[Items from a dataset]
-- BEGIN --

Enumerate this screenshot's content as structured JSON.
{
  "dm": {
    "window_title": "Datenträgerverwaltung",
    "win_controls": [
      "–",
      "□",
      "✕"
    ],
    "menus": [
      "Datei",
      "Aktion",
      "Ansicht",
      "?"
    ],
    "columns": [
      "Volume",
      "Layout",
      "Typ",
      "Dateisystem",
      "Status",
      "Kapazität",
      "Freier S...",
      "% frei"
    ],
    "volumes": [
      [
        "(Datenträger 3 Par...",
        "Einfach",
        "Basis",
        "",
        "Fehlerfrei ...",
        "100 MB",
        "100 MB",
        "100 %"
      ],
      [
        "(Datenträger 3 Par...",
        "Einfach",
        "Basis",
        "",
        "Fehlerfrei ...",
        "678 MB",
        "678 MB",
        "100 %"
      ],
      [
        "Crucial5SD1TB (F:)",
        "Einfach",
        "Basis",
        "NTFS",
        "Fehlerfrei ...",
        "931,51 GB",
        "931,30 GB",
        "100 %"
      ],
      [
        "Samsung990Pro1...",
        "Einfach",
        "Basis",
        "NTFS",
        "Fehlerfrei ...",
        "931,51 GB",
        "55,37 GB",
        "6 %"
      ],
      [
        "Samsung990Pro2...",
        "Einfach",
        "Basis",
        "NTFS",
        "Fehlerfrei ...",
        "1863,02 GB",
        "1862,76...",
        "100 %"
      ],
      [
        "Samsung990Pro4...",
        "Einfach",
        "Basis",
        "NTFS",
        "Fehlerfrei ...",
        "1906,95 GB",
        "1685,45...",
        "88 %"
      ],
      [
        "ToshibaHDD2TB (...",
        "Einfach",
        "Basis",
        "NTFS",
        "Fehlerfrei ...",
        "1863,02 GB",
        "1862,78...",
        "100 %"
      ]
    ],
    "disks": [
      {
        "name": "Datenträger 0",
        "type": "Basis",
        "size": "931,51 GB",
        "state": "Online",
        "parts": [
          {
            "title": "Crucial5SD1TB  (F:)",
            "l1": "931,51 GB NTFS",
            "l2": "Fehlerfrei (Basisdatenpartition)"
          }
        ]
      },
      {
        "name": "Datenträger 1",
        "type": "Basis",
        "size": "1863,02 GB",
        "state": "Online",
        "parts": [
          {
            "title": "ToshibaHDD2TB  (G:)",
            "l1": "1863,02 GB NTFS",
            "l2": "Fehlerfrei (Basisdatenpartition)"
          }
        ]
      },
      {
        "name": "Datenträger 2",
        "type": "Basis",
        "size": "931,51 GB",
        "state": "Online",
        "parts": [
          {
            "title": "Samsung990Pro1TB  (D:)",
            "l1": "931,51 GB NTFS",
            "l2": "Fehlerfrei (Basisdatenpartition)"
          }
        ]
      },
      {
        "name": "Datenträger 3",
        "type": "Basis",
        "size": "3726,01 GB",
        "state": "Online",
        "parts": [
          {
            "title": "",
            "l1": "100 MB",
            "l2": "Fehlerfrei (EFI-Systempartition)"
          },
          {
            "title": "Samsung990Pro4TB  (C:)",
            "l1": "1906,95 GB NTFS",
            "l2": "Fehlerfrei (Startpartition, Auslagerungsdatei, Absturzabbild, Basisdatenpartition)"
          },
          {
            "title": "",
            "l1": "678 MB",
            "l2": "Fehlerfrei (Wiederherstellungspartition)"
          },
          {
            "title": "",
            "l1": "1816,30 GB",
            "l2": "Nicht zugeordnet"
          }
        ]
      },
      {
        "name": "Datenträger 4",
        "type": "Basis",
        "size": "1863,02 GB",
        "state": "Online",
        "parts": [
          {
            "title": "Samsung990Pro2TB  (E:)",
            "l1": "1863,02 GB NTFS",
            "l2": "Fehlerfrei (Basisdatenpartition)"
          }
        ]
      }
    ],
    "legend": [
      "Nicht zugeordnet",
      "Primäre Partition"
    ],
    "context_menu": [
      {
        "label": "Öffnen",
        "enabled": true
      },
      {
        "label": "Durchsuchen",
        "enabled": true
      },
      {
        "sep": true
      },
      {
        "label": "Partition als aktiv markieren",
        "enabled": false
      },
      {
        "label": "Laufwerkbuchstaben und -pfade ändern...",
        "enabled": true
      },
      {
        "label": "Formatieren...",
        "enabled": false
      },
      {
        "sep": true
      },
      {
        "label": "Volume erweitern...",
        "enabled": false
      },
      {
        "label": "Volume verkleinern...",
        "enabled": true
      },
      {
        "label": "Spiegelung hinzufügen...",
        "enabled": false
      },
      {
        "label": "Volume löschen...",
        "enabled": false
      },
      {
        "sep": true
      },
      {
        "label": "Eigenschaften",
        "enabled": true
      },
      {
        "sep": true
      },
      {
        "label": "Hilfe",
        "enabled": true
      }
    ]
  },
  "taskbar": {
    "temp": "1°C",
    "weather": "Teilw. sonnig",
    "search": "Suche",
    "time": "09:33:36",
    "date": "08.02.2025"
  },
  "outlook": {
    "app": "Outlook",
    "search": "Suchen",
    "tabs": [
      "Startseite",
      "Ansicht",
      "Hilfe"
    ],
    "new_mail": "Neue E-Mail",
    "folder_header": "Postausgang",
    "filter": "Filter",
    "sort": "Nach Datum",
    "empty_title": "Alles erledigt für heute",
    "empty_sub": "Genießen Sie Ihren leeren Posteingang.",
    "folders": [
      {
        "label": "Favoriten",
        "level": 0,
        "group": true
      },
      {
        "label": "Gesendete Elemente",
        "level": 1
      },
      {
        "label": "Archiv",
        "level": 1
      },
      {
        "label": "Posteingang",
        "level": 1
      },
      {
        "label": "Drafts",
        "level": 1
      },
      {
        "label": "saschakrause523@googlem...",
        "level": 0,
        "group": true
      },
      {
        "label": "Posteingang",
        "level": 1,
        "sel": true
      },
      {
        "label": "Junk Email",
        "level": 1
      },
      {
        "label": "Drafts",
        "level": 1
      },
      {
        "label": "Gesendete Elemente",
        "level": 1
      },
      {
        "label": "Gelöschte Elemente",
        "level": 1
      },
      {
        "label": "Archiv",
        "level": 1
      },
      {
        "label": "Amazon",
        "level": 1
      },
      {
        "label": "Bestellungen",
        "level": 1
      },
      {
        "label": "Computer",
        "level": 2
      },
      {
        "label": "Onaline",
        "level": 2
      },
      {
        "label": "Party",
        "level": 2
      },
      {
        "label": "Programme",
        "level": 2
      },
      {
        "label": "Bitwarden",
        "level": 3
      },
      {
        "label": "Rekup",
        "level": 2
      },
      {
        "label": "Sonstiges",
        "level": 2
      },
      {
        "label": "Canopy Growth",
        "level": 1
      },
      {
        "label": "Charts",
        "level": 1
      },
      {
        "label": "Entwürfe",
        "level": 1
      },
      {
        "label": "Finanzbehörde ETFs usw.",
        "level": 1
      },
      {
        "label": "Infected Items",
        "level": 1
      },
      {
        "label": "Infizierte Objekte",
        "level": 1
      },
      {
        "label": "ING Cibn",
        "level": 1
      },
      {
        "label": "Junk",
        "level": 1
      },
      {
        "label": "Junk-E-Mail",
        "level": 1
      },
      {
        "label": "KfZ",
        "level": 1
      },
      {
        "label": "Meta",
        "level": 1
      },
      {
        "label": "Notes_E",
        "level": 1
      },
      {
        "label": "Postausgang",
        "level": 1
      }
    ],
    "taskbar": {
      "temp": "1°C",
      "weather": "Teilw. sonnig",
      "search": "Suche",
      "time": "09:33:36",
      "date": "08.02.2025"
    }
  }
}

-- END --

§ What the exercise asks
Write the material out exactly, with nothing left out.

§ Completed task
Enumerate this screenshot's content as structured JSON.
{
  "dm": {
    "window_title": "Datenträgerverwaltung",
    "win_controls": [
      "–",
      "□",
      "✕"
    ],
    "menus": [
      "Datei",
      "Aktion",
      "Ansicht",
      "?"
    ],
    "columns": [
      "Volume",
      "Layout",
      "Typ",
      "Dateisystem",
      "Status",
      "Kapazität",
      "Freier S...",
      "% frei"
    ],
    "volumes": [
      [
        "(Datenträger 3 Par...",
        "Einfach",
        "Basis",
        "",
        "Fehlerfrei ...",
        "100 MB",
        "100 MB",
        "100 %"
      ],
      [
        "(Datenträger 3 Par...",
        "Einfach",
        "Basis",
        "",
        "Fehlerfrei ...",
        "678 MB",
        "678 MB",
        "100 %"
      ],
      [
        "Crucial5SD1TB (F:)",
        "Einfach",
        "Basis",
        "NTFS",
        "Fehlerfrei ...",
        "931,51 GB",
        "931,30 GB",
        "100 %"
      ],
      [
        "Samsung990Pro1...",
        "Einfach",
        "Basis",
        "NTFS",
        "Fehlerfrei ...",
        "931,51 GB",
        "55,37 GB",
        "6 %"
      ],
      [
        "Samsung990Pro2...",
        "Einfach",
        "Basis",
        "NTFS",
        "Fehlerfrei ...",
        "1863,02 GB",
        "1862,76...",
        "100 %"
      ],
      [
        "Samsung990Pro4...",
        "Einfach",
        "Basis",
        "NTFS",
        "Fehlerfrei ...",
        "1906,95 GB",
        "1685,45...",
        "88 %"
      ],
      [
        "ToshibaHDD2TB (...",
        "Einfach",
        "Basis",
        "NTFS",
        "Fehlerfrei ...",
        "1863,02 GB",
        "1862,78...",
        "100 %"
      ]
    ],
    "disks": [
      {
        "name": "Datenträger 0",
        "type": "Basis",
        "size": "931,51 GB",
        "state": "Online",
        "parts": [
          {
            "title": "Crucial5SD1TB  (F:)",
            "l1": "931,51 GB NTFS",
            "l2": "Fehlerfrei (Basisdatenpartition)"
          }
        ]
      },
      {
        "name": "Datenträger 1",
        "type": "Basis",
        "size": "1863,02 GB",
        "state": "Online",
        "parts": [
          {
            "title": "ToshibaHDD2TB  (G:)",
            "l1": "1863,02 GB NTFS",
            "l2": "Fehlerfrei (Basisdatenpartition)"
          }
        ]
      },
      {
        "name": "Datenträger 2",
        "type": "Basis",
        "size": "931,51 GB",
        "state": "Online",
        "parts": [
          {
            "title": "Samsung990Pro1TB  (D:)",
            "l1": "931,51 GB NTFS",
            "l2": "Fehlerfrei (Basisdatenpartition)"
          }
        ]
      },
      {
        "name": "Datenträger 3",
        "type": "Basis",
        "size": "3726,01 GB",
        "state": "Online",
        "parts": [
          {
            "title": "",
            "l1": "100 MB",
            "l2": "Fehlerfrei (EFI-Systempartition)"
          },
          {
            "title": "Samsung990Pro4TB  (C:)",
            "l1": "1906,95 GB NTFS",
            "l2": "Fehlerfrei (Startpartition, Auslagerungsdatei, Absturzabbild, Basisdatenpartition)"
          },
          {
            "title": "",
            "l1": "678 MB",
            "l2": "Fehlerfrei (Wiederherstellungspartition)"
          },
          {
            "title": "",
            "l1": "1816,30 GB",
            "l2": "Nicht zugeordnet"
          }
        ]
      },
      {
        "name": "Datenträger 4",
        "type": "Basis",
        "size": "1863,02 GB",
        "state": "Online",
        "parts": [
          {
            "title": "Samsung990Pro2TB  (E:)",
            "l1": "1863,02 GB NTFS",
            "l2": "Fehlerfrei (Basisdatenpartition)"
          }
        ]
      }
    ],
    "legend": [
      "Nicht zugeordnet",
      "Primäre Partition"
    ],
    "context_menu": [
      {
        "label": "Öffnen",
        "enabled": true
      },
      {
        "label": "Durchsuchen",
        "enabled": true
      },
      {
        "sep": true
      },
      {
        "label": "Partition als aktiv markieren",
        "enabled": false
      },
      {
        "label": "Laufwerkbuchstaben und -pfade ändern...",
        "enabled": true
      },
      {
        "label": "Formatieren...",
        "enabled": false
      },
      {
        "sep": true
      },
      {
        "label": "Volume erweitern...",
        "enabled": false
      },
      {
        "label": "Volume verkleinern...",
        "enabled": true
      },
      {
        "label": "Spiegelung hinzufügen...",
        "enabled": false
      },
      {
        "label": "Volume löschen...",
        "enabled": false
      },
      {
        "sep": true
      },
      {
        "label": "Eigenschaften",
        "enabled": true
      },
      {
        "sep": true
      },
      {
        "label": "Hilfe",
        "enabled": true
      }
    ]
  },
  "taskbar": {
    "temp": "1°C",
    "weather": "Teilw. sonnig",
    "search": "Suche",
    "time": "09:33:36",
    "date": "08.02.2025"
  },
  "outlook": {
    "app": "Outlook",
    "search": "Suchen",
    "tabs": [
      "Startseite",
      "Ansicht",
      "Hilfe"
    ],
    "new_mail": "Neue E-Mail",
    "folder_header": "Postausgang",
    "filter": "Filter",
    "sort": "Nach Datum",
    "empty_title": "Alles erledigt für heute",
    "empty_sub": "Genießen Sie Ihren leeren Posteingang.",
    "folders": [
      {
        "label": "Favoriten",
        "level": 0,
        "group": true
      },
      {
        "label": "Gesendete Elemente",
        "level": 1
      },
      {
        "label": "Archiv",
        "level": 1
      },
      {
        "label": "Posteingang",
        "level": 1
      },
      {
        "label": "Drafts",
        "level": 1
      },
      {
        "label": "saschakrause523@googlem...",
        "level": 0,
        "group": true
      },
      {
        "label": "Posteingang",
        "level": 1,
        "sel": true
      },
      {
        "label": "Junk Email",
        "level": 1
      },
      {
        "label": "Drafts",
        "level": 1
      },
      {
        "label": "Gesendete Elemente",
        "level": 1
      },
      {
        "label": "Gelöschte Elemente",
        "level": 1
      },
      {
        "label": "Archiv",
        "level": 1
      },
      {
        "label": "Amazon",
        "level": 1
      },
      {
        "label": "Bestellungen",
        "level": 1
      },
      {
        "label": "Computer",
        "level": 2
      },
      {
        "label": "Onaline",
        "level": 2
      },
      {
        "label": "Party",
        "level": 2
      },
      {
        "label": "Programme",
        "level": 2
      },
      {
        "label": "Bitwarden",
        "level": 3
      },
      {
        "label": "Rekup",
        "level": 2
      },
      {
        "label": "Sonstiges",
        "level": 2
      },
      {
        "label": "Canopy Growth",
        "level": 1
      },
      {
        "label": "Charts",
        "level": 1
      },
      {
        "label": "Entwürfe",
        "level": 1
      },
      {
        "label": "Finanzbehörde ETFs usw.",
        "level": 1
      },
      {
        "label": "Infected Items",
        "level": 1
      },
      {
        "label": "Infizierte Objekte",
        "level": 1
      },
      {
        "label": "ING Cibn",
        "level": 1
      },
      {
        "label": "Junk",
        "level": 1
      },
      {
        "label": "Junk-E-Mail",
        "level": 1
      },
      {
        "label": "KfZ",
        "level": 1
      },
      {
        "label": "Meta",
        "level": 1
      },
      {
        "label": "Notes_E",
        "level": 1
      },
      {
        "label": "Postausgang",
        "level": 1
      }
    ],
    "taskbar": {
      "temp": "1°C",
      "weather": "Teilw. sonnig",
      "search": "Suche",
      "time": "09:33:36",
      "date": "08.02.2025"
    }
  }
}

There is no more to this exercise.